■ Exercise aim
Could you print every record below exactly as it appears?

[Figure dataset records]

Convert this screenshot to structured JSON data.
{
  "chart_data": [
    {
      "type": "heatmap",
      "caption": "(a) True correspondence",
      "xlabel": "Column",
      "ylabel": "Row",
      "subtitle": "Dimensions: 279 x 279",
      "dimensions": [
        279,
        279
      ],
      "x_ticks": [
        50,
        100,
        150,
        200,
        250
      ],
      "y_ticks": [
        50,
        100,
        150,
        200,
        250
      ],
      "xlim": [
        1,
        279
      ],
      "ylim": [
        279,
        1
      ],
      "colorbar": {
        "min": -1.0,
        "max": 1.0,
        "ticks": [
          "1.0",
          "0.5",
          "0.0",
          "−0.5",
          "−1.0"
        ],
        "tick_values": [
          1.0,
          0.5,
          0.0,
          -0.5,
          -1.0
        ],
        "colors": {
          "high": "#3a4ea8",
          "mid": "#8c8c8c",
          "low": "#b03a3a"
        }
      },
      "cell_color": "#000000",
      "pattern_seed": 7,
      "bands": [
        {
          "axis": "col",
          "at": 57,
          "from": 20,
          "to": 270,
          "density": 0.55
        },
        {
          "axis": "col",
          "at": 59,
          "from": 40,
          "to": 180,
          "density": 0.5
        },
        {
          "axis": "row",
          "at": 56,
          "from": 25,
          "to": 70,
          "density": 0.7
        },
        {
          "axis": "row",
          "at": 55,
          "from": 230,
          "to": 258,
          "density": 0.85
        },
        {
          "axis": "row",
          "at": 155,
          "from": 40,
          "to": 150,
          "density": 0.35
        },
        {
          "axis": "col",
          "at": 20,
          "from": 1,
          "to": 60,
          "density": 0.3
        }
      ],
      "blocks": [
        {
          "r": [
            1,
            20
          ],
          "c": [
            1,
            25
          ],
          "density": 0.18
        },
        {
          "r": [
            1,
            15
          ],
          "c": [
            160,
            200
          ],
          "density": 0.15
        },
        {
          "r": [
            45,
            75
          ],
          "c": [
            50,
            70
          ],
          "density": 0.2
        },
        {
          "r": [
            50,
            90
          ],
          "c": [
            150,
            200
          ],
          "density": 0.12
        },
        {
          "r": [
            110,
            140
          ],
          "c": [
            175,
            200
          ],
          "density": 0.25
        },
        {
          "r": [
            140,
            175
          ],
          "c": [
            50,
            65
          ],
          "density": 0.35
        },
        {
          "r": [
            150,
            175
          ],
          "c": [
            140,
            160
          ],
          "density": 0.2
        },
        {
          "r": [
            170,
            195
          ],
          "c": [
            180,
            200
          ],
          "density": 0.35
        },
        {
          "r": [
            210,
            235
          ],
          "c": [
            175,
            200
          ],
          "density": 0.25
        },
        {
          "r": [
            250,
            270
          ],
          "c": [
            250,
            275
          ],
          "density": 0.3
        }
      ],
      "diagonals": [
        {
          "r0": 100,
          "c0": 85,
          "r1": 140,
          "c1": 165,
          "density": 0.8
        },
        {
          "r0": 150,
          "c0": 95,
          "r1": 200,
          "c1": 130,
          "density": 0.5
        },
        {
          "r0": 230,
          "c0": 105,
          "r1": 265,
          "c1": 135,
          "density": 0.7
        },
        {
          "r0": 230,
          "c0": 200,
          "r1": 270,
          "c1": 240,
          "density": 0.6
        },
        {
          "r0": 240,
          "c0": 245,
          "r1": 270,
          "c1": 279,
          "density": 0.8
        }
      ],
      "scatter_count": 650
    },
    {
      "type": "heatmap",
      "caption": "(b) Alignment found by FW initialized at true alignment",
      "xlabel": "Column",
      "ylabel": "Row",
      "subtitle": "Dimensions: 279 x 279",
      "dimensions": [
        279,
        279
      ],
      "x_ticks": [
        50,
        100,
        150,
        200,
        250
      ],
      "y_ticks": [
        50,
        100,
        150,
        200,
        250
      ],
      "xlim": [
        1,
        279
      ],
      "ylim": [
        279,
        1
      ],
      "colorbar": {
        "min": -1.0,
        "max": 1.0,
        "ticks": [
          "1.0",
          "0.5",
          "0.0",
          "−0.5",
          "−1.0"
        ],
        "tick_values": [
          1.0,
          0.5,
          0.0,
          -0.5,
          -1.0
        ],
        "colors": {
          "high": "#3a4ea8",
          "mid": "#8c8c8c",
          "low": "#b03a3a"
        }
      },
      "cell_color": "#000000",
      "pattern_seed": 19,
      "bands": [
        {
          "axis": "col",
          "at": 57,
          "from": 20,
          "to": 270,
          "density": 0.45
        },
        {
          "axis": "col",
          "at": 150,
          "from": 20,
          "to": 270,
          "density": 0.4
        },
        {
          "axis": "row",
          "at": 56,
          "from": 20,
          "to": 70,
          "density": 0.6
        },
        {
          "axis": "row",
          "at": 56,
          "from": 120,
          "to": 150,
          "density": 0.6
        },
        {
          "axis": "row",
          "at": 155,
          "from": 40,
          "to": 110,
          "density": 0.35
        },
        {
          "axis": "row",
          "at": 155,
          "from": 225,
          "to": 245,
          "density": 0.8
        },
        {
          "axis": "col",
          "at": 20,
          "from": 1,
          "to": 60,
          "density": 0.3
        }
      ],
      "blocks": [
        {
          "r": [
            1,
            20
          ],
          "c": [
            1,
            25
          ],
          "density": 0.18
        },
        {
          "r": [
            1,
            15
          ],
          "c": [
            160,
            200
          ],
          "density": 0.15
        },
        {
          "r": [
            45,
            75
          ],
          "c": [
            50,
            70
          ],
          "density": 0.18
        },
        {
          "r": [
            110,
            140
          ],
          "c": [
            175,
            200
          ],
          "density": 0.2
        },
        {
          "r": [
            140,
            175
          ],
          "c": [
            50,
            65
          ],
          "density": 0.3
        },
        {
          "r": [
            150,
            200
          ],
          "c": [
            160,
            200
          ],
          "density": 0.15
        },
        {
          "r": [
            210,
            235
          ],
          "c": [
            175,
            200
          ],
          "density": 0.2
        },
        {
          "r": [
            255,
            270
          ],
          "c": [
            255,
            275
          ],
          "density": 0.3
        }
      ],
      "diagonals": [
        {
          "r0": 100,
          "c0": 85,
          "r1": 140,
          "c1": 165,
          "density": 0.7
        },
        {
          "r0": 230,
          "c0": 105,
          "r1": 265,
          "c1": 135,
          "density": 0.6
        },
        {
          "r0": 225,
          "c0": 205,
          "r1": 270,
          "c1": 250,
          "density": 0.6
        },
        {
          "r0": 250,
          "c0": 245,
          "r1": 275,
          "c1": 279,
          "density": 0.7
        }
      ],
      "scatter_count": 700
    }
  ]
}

■ Full output
Convert this screenshot to structured JSON data.
{
  "chart_data": [
    {
      "type": "heatmap",
      "caption": "(a) True correspondence",
      "xlabel": "Column",
      "ylabel": "Row",
      "subtitle": "Dimensions: 279 x 279",
      "dimensions": [
        279,
        279
      ],
      "x_ticks": [
        50,
        100,
        150,
        200,
        250
      ],
      "y_ticks": [
        50,
        100,
        150,
        200,
        250
      ],
      "xlim": [
        1,
        279
      ],
      "ylim": [
        279,
        1
      ],
      "colorbar": {
        "min": -1.0,
        "max": 1.0,
        "ticks": [
          "1.0",
          "0.5",
          "0.0",
          "−0.5",
          "−1.0"
        ],
        "tick_values": [
          1.0,
          0.5,
          0.0,
          -0.5,
          -1.0
        ],
        "colors": {
          "high": "#3a4ea8",
          "mid": "#8c8c8c",
          "low": "#b03a3a"
        }
      },
      "cell_color": "#000000",
      "pattern_seed": 7,
      "bands": [
        {
          "axis": "col",
          "at": 57,
          "from": 20,
          "to": 270,
          "density": 0.55
        },
        {
          "axis": "col",
          "at": 59,
          "from": 40,
          "to": 180,
          "density": 0.5
        },
        {
          "axis": "row",
          "at": 56,
          "from": 25,
          "to": 70,
          "density": 0.7
        },
        {
          "axis": "row",
          "at": 55,
          "from": 230,
          "to": 258,
          "density": 0.85
        },
        {
          "axis": "row",
          "at": 155,
          "from": 40,
          "to": 150,
          "density": 0.35
        },
        {
          "axis": "col",
          "at": 20,
          "from": 1,
          "to": 60,
          "density": 0.3
        }
      ],
      "blocks": [
        {
          "r": [
            1,
            20
          ],
          "c": [
            1,
            25
          ],
          "density": 0.18
        },
        {
          "r": [
            1,
            15
          ],
          "c": [
            160,
            200
          ],
          "density": 0.15
        },
        {
          "r": [
            45,
            75
          ],
          "c": [
            50,
            70
          ],
          "density": 0.2
        },
        {
          "r": [
            50,
            90
          ],
          "c": [
            150,
            200
          ],
          "density": 0.12
        },
        {
          "r": [
            110,
            140
          ],
          "c": [
            175,
            200
          ],
          "density": 0.25
        },
        {
          "r": [
            140,
            175
          ],
          "c": [
            50,
            65
          ],
          "density": 0.35
        },
        {
          "r": [
            150,
            175
          ],
          "c": [
            140,
            160
          ],
          "density": 0.2
        },
        {
          "r": [
            170,
            195
          ],
          "c": [
            180,
            200
          ],
          "density": 0.35
        },
        {
          "r": [
            210,
            235
          ],
          "c": [
            175,
            200
          ],
          "density": 0.25
        },
        {
          "r": [
            250,
            270
          ],
          "c": [
            250,
            275
          ],
          "density": 0.3
        }
      ],
      "diagonals": [
        {
          "r0": 100,
          "c0": 85,
          "r1": 140,
          "c1": 165,
          "density": 0.8
        },
        {
          "r0": 150,
          "c0": 95,
          "r1": 200,
          "c1": 130,
          "density": 0.5
        },
        {
          "r0": 230,
          "c0": 105,
          "r1": 265,
          "c1": 135,
          "density": 0.7
        },
        {
          "r0": 230,
          "c0": 200,
          "r1": 270,
          "c1": 240,
          "density": 0.6
        },
        {
          "r0": 240,
          "c0": 245,
          "r1": 270,
          "c1": 279,
          "density": 0.8
        }
      ],
      "scatter_count": 650
    },
    {
      "type": "heatmap",
      "caption": "(b) Alignment found by FW initialized at true alignment",
      "xlabel": "Column",
      "ylabel": "Row",
      "subtitle": "Dimensions: 279 x 279",
      "dimensions": [
        279,
        279
      ],
      "x_ticks": [
        50,
        100,
        150,
        200,
        250
      ],
      "y_ticks": [
        50,
        100,
        150,
        200,
        250
      ],
      "xlim": [
        1,
        279
      ],
      "ylim": [
        279,
        1
      ],
      "colorbar": {
        "min": -1.0,
        "max": 1.0,
        "ticks": [
          "1.0",
          "0.5",
          "0.0",
          "−0.5",
          "−1.0"
        ],
        "tick_values": [
          1.0,
          0.5,
          0.0,
          -0.5,
          -1.0
        ],
        "colors": {
          "high": "#3a4ea8",
          "mid": "#8c8c8c",
          "low": "#b03a3a"
        }
      },
      "cell_color": "#000000",
      "pattern_seed": 19,
      "bands": [
        {
          "axis": "col",
          "at": 57,
          "from": 20,
          "to": 270,
          "density": 0.45
        },
        {
          "axis": "col",
          "at": 150,
          "from": 20,
          "to": 270,
          "density": 0.4
        },
        {
          "axis": "row",
          "at": 56,
          "from": 20,
          "to": 70,
          "density": 0.6
        },
        {
          "axis": "row",
          "at": 56,
          "from": 120,
          "to": 150,
          "density": 0.6
        },
        {
          "axis": "row",
          "at": 155,
          "from": 40,
          "to": 110,
          "density": 0.35
        },
        {
          "axis": "row",
          "at": 155,
          "from": 225,
          "to": 245,
          "density": 0.8
        },
        {
          "axis": "col",
          "at": 20,
          "from": 1,
          "to": 60,
          "density": 0.3
        }
      ],
      "blocks": [
        {
          "r": [
            1,
            20
          ],
          "c": [
            1,
            25
          ],
          "density": 0.18
        },
        {
          "r": [
            1,
            15
          ],
          "c": [
            160,
            200
          ],
          "density": 0.15
        },
        {
          "r": [
            45,
            75
          ],
          "c": [
            50,
            70
          ],
          "density": 0.18
        },
        {
          "r": [
            110,
            140
          ],
          "c": [
            175,
            200
          ],
          "density": 0.2
        },
        {
          "r": [
            140,
            175
          ],
          "c": [
            50,
            65
          ],
          "density": 0.3
        },
        {
          "r": [
            150,
            200
          ],
          "c": [
            160,
            200
          ],
          "density": 0.15
        },
        {
          "r": [
            210,
            235
          ],
          "c": [
            175,
            200
          ],
          "density": 0.2
        },
        {
          "r": [
            255,
            270
          ],
          "c": [
            255,
            275
          ],
          "density": 0.3
        }
      ],
      "diagonals": [
        {
          "r0": 100,
          "c0": 85,
          "r1": 140,
          "c1": 165,
          "density": 0.7
        },
        {
          "r0": 230,
          "c0": 105,
          "r1": 265,
          "c1": 135,
          "density": 0.6
        },
        {
          "r0": 225,
          "c0": 205,
          "r1": 270,
          "c1": 250,
          "density": 0.6
        },
        {
          "r0": 250,
          "c0": 245,
          "r1": 275,
          "c1": 279,
          "density": 0.7
        }
      ],
      "scatter_count": 700
    }
  ]
}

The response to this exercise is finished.